─── DATA SHOWN

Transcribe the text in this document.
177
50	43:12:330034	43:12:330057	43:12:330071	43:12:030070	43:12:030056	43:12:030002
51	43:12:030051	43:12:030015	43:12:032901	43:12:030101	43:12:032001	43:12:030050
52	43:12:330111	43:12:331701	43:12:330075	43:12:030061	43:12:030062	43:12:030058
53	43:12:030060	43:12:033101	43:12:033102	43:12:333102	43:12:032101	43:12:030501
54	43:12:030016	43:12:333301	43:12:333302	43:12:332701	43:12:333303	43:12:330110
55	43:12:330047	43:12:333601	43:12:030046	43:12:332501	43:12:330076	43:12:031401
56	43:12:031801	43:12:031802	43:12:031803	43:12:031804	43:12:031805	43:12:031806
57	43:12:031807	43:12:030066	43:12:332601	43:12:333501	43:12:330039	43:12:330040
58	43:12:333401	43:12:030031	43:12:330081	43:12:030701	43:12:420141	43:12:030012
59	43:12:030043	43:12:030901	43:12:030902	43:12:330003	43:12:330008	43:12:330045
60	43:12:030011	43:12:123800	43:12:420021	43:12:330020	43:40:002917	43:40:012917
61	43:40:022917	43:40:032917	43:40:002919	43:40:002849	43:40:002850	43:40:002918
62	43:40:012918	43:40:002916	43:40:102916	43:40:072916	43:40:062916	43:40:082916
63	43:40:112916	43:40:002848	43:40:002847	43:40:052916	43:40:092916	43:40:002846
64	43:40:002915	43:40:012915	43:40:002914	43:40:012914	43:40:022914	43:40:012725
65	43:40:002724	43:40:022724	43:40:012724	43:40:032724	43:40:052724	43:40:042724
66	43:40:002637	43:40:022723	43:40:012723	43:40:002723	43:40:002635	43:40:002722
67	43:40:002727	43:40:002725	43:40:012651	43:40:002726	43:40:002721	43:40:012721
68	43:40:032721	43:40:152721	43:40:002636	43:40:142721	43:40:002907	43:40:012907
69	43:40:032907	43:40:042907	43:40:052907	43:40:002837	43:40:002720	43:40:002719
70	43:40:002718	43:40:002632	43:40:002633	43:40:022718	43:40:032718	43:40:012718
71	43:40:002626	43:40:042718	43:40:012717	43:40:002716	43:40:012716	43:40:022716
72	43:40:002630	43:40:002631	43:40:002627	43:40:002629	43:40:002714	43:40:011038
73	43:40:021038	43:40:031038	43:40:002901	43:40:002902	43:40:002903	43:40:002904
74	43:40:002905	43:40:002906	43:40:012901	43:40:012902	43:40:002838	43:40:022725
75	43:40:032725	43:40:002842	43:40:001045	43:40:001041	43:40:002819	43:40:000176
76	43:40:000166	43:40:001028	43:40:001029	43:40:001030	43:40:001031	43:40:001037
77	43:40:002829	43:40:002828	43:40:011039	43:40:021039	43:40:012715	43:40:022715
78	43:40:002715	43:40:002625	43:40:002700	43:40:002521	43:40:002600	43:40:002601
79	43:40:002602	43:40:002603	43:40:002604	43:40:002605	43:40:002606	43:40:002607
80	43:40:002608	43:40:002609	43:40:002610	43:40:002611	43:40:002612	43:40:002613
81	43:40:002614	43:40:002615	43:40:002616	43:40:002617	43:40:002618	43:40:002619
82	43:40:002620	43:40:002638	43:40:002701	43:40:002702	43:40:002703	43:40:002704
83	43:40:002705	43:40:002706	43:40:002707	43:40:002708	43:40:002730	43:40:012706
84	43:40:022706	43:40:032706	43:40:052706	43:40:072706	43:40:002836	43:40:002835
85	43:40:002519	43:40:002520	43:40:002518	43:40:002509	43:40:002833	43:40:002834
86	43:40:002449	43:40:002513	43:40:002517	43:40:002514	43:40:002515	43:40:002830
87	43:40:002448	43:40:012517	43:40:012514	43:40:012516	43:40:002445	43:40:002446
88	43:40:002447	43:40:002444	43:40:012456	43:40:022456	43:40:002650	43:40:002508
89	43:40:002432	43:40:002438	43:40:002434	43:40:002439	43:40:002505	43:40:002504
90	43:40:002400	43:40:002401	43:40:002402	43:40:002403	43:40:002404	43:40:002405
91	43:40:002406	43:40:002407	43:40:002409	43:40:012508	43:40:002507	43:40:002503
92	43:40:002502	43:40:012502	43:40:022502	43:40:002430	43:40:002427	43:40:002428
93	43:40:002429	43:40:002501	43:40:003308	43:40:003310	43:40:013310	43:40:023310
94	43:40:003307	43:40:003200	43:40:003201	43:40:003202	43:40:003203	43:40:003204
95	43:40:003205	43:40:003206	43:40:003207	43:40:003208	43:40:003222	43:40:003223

──────

Each record above should be restated word for word.

Transcribe the text in this document.
177
50	43:12:330034	43:12:330057	43:12:330071	43:12:030070	43:12:030056	43:12:030002
51	43:12:030051	43:12:030015	43:12:032901	43:12:030101	43:12:032001	43:12:030050
52	43:12:330111	43:12:331701	43:12:330075	43:12:030061	43:12:030062	43:12:030058
53	43:12:030060	43:12:033101	43:12:033102	43:12:333102	43:12:032101	43:12:030501
54	43:12:030016	43:12:333301	43:12:333302	43:12:332701	43:12:333303	43:12:330110
55	43:12:330047	43:12:333601	43:12:030046	43:12:332501	43:12:330076	43:12:031401
56	43:12:031801	43:12:031802	43:12:031803	43:12:031804	43:12:031805	43:12:031806
57	43:12:031807	43:12:030066	43:12:332601	43:12:333501	43:12:330039	43:12:330040
58	43:12:333401	43:12:030031	43:12:330081	43:12:030701	43:12:420141	43:12:030012
59	43:12:030043	43:12:030901	43:12:030902	43:12:330003	43:12:330008	43:12:330045
60	43:12:030011	43:12:123800	43:12:420021	43:12:330020	43:40:002917	43:40:012917
61	43:40:022917	43:40:032917	43:40:002919	43:40:002849	43:40:002850	43:40:002918
62	43:40:012918	43:40:002916	43:40:102916	43:40:072916	43:40:062916	43:40:082916
63	43:40:112916	43:40:002848	43:40:002847	43:40:052916	43:40:092916	43:40:002846
64	43:40:002915	43:40:012915	43:40:002914	43:40:012914	43:40:022914	43:40:012725
65	43:40:002724	43:40:022724	43:40:012724	43:40:032724	43:40:052724	43:40:042724
66	43:40:002637	43:40:022723	43:40:012723	43:40:002723	43:40:002635	43:40:002722
67	43:40:002727	43:40:002725	43:40:012651	43:40:002726	43:40:002721	43:40:012721
68	43:40:032721	43:40:152721	43:40:002636	43:40:142721	43:40:002907	43:40:012907
69	43:40:032907	43:40:042907	43:40:052907	43:40:002837	43:40:002720	43:40:002719
70	43:40:002718	43:40:002632	43:40:002633	43:40:022718	43:40:032718	43:40:012718
71	43:40:002626	43:40:042718	43:40:012717	43:40:002716	43:40:012716	43:40:022716
72	43:40:002630	43:40:002631	43:40:002627	43:40:002629	43:40:002714	43:40:011038
73	43:40:021038	43:40:031038	43:40:002901	43:40:002902	43:40:002903	43:40:002904
74	43:40:002905	43:40:002906	43:40:012901	43:40:012902	43:40:002838	43:40:022725
75	43:40:032725	43:40:002842	43:40:001045	43:40:001041	43:40:002819	43:40:000176
76	43:40:000166	43:40:001028	43:40:001029	43:40:001030	43:40:001031	43:40:001037
77	43:40:002829	43:40:002828	43:40:011039	43:40:021039	43:40:012715	43:40:022715
78	43:40:002715	43:40:002625	43:40:002700	43:40:002521	43:40:002600	43:40:002601
79	43:40:002602	43:40:002603	43:40:002604	43:40:002605	43:40:002606	43:40:002607
80	43:40:002608	43:40:002609	43:40:002610	43:40:002611	43:40:002612	43:40:002613
81	43:40:002614	43:40:002615	43:40:002616	43:40:002617	43:40:002618	43:40:002619
82	43:40:002620	43:40:002638	43:40:002701	43:40:002702	43:40:002703	43:40:002704
83	43:40:002705	43:40:002706	43:40:002707	43:40:002708	43:40:002730	43:40:012706
84	43:40:022706	43:40:032706	43:40:052706	43:40:072706	43:40:002836	43:40:002835
85	43:40:002519	43:40:002520	43:40:002518	43:40:002509	43:40:002833	43:40:002834
86	43:40:002449	43:40:002513	43:40:002517	43:40:002514	43:40:002515	43:40:002830
87	43:40:002448	43:40:012517	43:40:012514	43:40:012516	43:40:002445	43:40:002446
88	43:40:002447	43:40:002444	43:40:012456	43:40:022456	43:40:002650	43:40:002508
89	43:40:002432	43:40:002438	43:40:002434	43:40:002439	43:40:002505	43:40:002504
90	43:40:002400	43:40:002401	43:40:002402	43:40:002403	43:40:002404	43:40:002405
91	43:40:002406	43:40:002407	43:40:002409	43:40:012508	43:40:002507	43:40:002503
92	43:40:002502	43:40:012502	43:40:022502	43:40:002430	43:40:002427	43:40:002428
93	43:40:002429	43:40:002501	43:40:003308	43:40:003310	43:40:013310	43:40:023310
94	43:40:003307	43:40:003200	43:40:003201	43:40:003202	43:40:003203	43:40:003204
95	43:40:003205	43:40:003206	43:40:003207	43:40:003208	43:40:003222	43:40:003223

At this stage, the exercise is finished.